[Data items]
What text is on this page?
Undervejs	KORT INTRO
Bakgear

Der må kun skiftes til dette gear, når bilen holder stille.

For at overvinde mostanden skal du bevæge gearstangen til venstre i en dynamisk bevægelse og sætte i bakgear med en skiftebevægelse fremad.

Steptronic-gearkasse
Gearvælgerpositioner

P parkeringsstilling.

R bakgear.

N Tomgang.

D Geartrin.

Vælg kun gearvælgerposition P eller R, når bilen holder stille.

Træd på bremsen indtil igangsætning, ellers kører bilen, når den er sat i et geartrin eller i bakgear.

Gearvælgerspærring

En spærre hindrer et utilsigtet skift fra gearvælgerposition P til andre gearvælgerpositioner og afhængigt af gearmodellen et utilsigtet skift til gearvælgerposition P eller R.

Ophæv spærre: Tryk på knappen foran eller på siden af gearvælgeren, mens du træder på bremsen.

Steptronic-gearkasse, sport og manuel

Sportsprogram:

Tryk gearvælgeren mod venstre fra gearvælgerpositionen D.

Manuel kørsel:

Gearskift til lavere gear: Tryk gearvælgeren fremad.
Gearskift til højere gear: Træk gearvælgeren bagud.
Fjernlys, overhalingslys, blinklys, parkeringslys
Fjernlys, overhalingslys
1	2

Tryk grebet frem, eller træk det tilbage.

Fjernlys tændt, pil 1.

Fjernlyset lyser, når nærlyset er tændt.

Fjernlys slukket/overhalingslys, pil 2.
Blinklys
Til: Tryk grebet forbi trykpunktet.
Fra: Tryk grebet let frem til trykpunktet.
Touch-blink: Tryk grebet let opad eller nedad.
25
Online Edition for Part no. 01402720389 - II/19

▸ **WHAT YOU ARE ASKED TO DO**
Report how many lines in the data contain the word "gearkasse", with no words besides the number.

▸ **WRITTEN REPLY**
2